→ Document extract
━━━━━━━━━━━━━━━━━━━━
Through a bustling crowd, the aroma of a seared taco and a carne asada burrito floats through the air. The smoky, grilled scent lingers as cars zoom by the tables, lawn tents and makeshift kitchens that line the sidewalks across Los Angeles.
Street food in Los Angeles is a local category of cuisine. Reviews, best spot lists and guides to LA street food circulate the internet and social media. Whether it’s San Vicente Boulevard or Centinela Avenue, nearly 50,000 vendors across Los Angeles sell food or merchandise.
The City of Los Angeles decriminalized sidewalk vending in 2017, establishing a permitting fee of $541. On June 28, 2024, the Los Angeles City Council voted to approve an ordinance reducing the annual fee for street vending permits from $541 to $27.51.
Los Angeles Councilmembers Nithya Raman and Curren Price initiated the motion for a restudy of fees applied to street vending in June 2022. The new price ordinance took into consideration the average annual income of street vendors. The rule aims to decrease the amount of illegal street vending, according to the city website.
━━━━━━━━━━━━━━━━━━━━
Please answer these questions on the street vending text:
1. About how many vendors sell food or merchandise across Los Angeles?
2. To what amount did the June 28, 2024 ordinance lower the annual street vending permit fee?
3. Which two councilmembers began the motion to restudy street vending fees?
Answer from the street vending text only.

→ Material provided
━━━━━━━━━━━━━━━━━━━━
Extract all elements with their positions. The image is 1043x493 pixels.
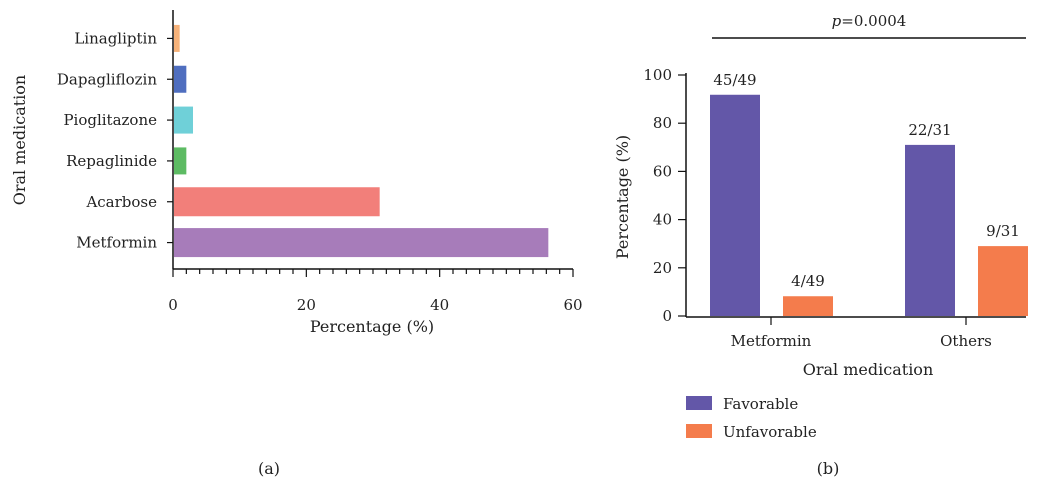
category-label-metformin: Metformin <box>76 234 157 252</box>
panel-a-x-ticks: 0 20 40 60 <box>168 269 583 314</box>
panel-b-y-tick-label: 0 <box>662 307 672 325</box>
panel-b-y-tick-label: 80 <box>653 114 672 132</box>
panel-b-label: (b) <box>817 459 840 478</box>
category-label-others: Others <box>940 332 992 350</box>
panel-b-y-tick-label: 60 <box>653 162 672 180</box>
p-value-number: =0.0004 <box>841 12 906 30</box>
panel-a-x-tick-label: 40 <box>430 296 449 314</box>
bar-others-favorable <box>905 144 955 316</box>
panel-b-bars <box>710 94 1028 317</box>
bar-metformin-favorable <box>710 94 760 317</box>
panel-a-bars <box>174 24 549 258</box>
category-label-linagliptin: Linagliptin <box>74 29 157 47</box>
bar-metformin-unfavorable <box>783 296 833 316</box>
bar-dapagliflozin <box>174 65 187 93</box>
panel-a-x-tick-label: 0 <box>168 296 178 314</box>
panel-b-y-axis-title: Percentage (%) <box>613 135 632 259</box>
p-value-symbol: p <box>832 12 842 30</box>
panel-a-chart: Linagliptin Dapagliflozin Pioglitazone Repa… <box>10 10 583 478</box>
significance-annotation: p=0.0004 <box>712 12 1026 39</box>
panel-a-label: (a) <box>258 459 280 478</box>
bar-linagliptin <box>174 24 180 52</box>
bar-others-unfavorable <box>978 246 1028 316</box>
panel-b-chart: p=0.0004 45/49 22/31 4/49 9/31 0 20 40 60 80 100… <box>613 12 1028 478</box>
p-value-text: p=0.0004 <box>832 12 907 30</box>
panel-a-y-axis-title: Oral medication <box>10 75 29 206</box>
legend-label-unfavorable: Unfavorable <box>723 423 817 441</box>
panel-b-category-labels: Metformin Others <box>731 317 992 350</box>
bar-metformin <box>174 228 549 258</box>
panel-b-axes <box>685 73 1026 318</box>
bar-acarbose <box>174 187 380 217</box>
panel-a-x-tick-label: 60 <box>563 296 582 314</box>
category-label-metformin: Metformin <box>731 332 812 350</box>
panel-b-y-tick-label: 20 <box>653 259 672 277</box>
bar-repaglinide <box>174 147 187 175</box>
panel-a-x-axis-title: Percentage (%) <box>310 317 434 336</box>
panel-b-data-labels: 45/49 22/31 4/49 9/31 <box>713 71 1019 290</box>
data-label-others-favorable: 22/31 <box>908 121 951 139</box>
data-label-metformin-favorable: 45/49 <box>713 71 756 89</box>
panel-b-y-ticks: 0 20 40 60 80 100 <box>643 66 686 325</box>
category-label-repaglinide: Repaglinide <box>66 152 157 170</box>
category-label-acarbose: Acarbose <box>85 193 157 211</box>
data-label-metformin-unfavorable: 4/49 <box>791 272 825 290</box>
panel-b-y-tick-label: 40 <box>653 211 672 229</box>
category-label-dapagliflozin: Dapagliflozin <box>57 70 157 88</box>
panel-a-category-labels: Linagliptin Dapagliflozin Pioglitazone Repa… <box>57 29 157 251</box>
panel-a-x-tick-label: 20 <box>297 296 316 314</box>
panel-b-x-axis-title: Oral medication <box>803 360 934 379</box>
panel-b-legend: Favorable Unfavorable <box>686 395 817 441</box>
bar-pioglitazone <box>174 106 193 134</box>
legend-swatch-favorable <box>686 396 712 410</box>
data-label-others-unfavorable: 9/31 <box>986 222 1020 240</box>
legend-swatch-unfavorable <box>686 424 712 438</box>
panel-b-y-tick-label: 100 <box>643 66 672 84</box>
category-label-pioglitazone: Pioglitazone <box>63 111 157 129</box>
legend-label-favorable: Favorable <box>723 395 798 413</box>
━━━━━━━━━━━━━━━━━━━━
→ In response
1. Nearly 50,000
2. $27.51
3. Nithya Raman and Curren Price